WHAT IS EXPECTED
Each entry needs to be restated exactly as written.

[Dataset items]
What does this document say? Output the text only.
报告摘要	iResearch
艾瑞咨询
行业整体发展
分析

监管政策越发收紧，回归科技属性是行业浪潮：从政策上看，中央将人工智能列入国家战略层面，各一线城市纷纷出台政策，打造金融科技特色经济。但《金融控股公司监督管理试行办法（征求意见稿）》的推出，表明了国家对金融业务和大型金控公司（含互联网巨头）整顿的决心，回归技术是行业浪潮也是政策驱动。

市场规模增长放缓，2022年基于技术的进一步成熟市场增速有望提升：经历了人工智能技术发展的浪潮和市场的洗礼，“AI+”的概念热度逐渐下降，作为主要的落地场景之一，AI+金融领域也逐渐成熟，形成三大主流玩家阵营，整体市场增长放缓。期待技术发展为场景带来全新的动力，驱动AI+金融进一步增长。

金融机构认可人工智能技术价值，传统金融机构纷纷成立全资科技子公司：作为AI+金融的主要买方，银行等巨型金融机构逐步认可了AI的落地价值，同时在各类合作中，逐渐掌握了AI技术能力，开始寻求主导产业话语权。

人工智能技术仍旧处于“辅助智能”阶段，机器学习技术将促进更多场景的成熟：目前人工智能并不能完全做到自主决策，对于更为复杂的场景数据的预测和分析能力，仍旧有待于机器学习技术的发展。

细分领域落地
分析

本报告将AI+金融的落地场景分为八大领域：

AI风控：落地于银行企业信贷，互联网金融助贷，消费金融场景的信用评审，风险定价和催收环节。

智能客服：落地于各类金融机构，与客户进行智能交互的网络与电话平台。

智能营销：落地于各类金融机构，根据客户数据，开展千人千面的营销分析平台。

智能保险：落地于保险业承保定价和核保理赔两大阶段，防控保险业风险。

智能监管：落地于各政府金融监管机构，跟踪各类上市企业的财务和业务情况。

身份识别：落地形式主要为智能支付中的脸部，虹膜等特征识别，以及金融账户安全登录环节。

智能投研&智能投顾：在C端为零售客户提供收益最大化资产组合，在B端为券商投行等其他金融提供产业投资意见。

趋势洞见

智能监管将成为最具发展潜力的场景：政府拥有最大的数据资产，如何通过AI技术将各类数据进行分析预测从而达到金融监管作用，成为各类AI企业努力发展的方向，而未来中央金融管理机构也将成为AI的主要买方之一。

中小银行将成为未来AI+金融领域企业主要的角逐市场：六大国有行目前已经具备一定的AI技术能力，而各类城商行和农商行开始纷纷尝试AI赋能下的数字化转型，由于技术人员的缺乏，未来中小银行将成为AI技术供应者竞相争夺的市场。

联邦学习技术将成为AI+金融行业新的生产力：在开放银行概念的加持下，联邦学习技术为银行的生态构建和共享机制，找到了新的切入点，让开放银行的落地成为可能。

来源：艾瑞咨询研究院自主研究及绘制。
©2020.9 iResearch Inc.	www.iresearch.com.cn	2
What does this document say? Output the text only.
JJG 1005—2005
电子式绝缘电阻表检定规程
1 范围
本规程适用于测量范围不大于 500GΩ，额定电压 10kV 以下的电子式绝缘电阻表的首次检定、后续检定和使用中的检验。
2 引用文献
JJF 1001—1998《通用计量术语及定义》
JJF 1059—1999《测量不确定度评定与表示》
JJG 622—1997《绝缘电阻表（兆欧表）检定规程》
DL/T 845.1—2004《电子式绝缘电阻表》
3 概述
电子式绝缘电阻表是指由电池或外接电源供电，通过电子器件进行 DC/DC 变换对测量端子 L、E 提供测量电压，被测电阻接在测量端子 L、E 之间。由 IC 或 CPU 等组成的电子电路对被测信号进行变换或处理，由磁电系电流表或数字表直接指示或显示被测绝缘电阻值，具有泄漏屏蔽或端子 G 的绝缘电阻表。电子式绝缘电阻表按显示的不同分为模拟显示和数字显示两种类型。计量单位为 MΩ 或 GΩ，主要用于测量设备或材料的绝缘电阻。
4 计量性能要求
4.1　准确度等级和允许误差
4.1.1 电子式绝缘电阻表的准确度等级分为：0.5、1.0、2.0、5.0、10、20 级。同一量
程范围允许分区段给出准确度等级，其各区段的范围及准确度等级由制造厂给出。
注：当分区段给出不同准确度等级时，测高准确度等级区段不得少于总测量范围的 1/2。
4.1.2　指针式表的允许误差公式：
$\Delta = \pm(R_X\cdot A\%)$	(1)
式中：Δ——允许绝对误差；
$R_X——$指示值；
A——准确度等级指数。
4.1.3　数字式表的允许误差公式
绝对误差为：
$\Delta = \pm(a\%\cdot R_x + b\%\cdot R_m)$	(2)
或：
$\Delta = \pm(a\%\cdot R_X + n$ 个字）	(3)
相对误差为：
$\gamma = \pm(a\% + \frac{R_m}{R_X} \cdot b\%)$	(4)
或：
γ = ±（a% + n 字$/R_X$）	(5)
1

EXERCISE OUTPUT
What does this document say? Output the text only.
报告摘要	iResearch
艾瑞咨询
行业整体发展
分析

监管政策越发收紧，回归科技属性是行业浪潮：从政策上看，中央将人工智能列入国家战略层面，各一线城市纷纷出台政策，打造金融科技特色经济。但《金融控股公司监督管理试行办法（征求意见稿）》的推出，表明了国家对金融业务和大型金控公司（含互联网巨头）整顿的决心，回归技术是行业浪潮也是政策驱动。

市场规模增长放缓，2022年基于技术的进一步成熟市场增速有望提升：经历了人工智能技术发展的浪潮和市场的洗礼，“AI+”的概念热度逐渐下降，作为主要的落地场景之一，AI+金融领域也逐渐成熟，形成三大主流玩家阵营，整体市场增长放缓。期待技术发展为场景带来全新的动力，驱动AI+金融进一步增长。

金融机构认可人工智能技术价值，传统金融机构纷纷成立全资科技子公司：作为AI+金融的主要买方，银行等巨型金融机构逐步认可了AI的落地价值，同时在各类合作中，逐渐掌握了AI技术能力，开始寻求主导产业话语权。

人工智能技术仍旧处于“辅助智能”阶段，机器学习技术将促进更多场景的成熟：目前人工智能并不能完全做到自主决策，对于更为复杂的场景数据的预测和分析能力，仍旧有待于机器学习技术的发展。

细分领域落地
分析

本报告将AI+金融的落地场景分为八大领域：

AI风控：落地于银行企业信贷，互联网金融助贷，消费金融场景的信用评审，风险定价和催收环节。

智能客服：落地于各类金融机构，与客户进行智能交互的网络与电话平台。

智能营销：落地于各类金融机构，根据客户数据，开展千人千面的营销分析平台。

智能保险：落地于保险业承保定价和核保理赔两大阶段，防控保险业风险。

智能监管：落地于各政府金融监管机构，跟踪各类上市企业的财务和业务情况。

身份识别：落地形式主要为智能支付中的脸部，虹膜等特征识别，以及金融账户安全登录环节。

智能投研&智能投顾：在C端为零售客户提供收益最大化资产组合，在B端为券商投行等其他金融提供产业投资意见。

趋势洞见

智能监管将成为最具发展潜力的场景：政府拥有最大的数据资产，如何通过AI技术将各类数据进行分析预测从而达到金融监管作用，成为各类AI企业努力发展的方向，而未来中央金融管理机构也将成为AI的主要买方之一。

中小银行将成为未来AI+金融领域企业主要的角逐市场：六大国有行目前已经具备一定的AI技术能力，而各类城商行和农商行开始纷纷尝试AI赋能下的数字化转型，由于技术人员的缺乏，未来中小银行将成为AI技术供应者竞相争夺的市场。

联邦学习技术将成为AI+金融行业新的生产力：在开放银行概念的加持下，联邦学习技术为银行的生态构建和共享机制，找到了新的切入点，让开放银行的落地成为可能。

来源：艾瑞咨询研究院自主研究及绘制。
©2020.9 iResearch Inc.	www.iresearch.com.cn	2
What does this document say? Output the text only.
JJG 1005—2005
电子式绝缘电阻表检定规程
1 范围
本规程适用于测量范围不大于 500GΩ，额定电压 10kV 以下的电子式绝缘电阻表的首次检定、后续检定和使用中的检验。
2 引用文献
JJF 1001—1998《通用计量术语及定义》
JJF 1059—1999《测量不确定度评定与表示》
JJG 622—1997《绝缘电阻表（兆欧表）检定规程》
DL/T 845.1—2004《电子式绝缘电阻表》
3 概述
电子式绝缘电阻表是指由电池或外接电源供电，通过电子器件进行 DC/DC 变换对测量端子 L、E 提供测量电压，被测电阻接在测量端子 L、E 之间。由 IC 或 CPU 等组成的电子电路对被测信号进行变换或处理，由磁电系电流表或数字表直接指示或显示被测绝缘电阻值，具有泄漏屏蔽或端子 G 的绝缘电阻表。电子式绝缘电阻表按显示的不同分为模拟显示和数字显示两种类型。计量单位为 MΩ 或 GΩ，主要用于测量设备或材料的绝缘电阻。
4 计量性能要求
4.1　准确度等级和允许误差
4.1.1 电子式绝缘电阻表的准确度等级分为：0.5、1.0、2.0、5.0、10、20 级。同一量
程范围允许分区段给出准确度等级，其各区段的范围及准确度等级由制造厂给出。
注：当分区段给出不同准确度等级时，测高准确度等级区段不得少于总测量范围的 1/2。
4.1.2　指针式表的允许误差公式：
$\Delta = \pm(R_X\cdot A\%)$	(1)
式中：Δ——允许绝对误差；
$R_X——$指示值；
A——准确度等级指数。
4.1.3　数字式表的允许误差公式
绝对误差为：
$\Delta = \pm(a\%\cdot R_x + b\%\cdot R_m)$	(2)
或：
$\Delta = \pm(a\%\cdot R_X + n$ 个字）	(3)
相对误差为：
$\gamma = \pm(a\% + \frac{R_m}{R_X} \cdot b\%)$	(4)
或：
γ = ±（a% + n 字$/R_X$）	(5)
1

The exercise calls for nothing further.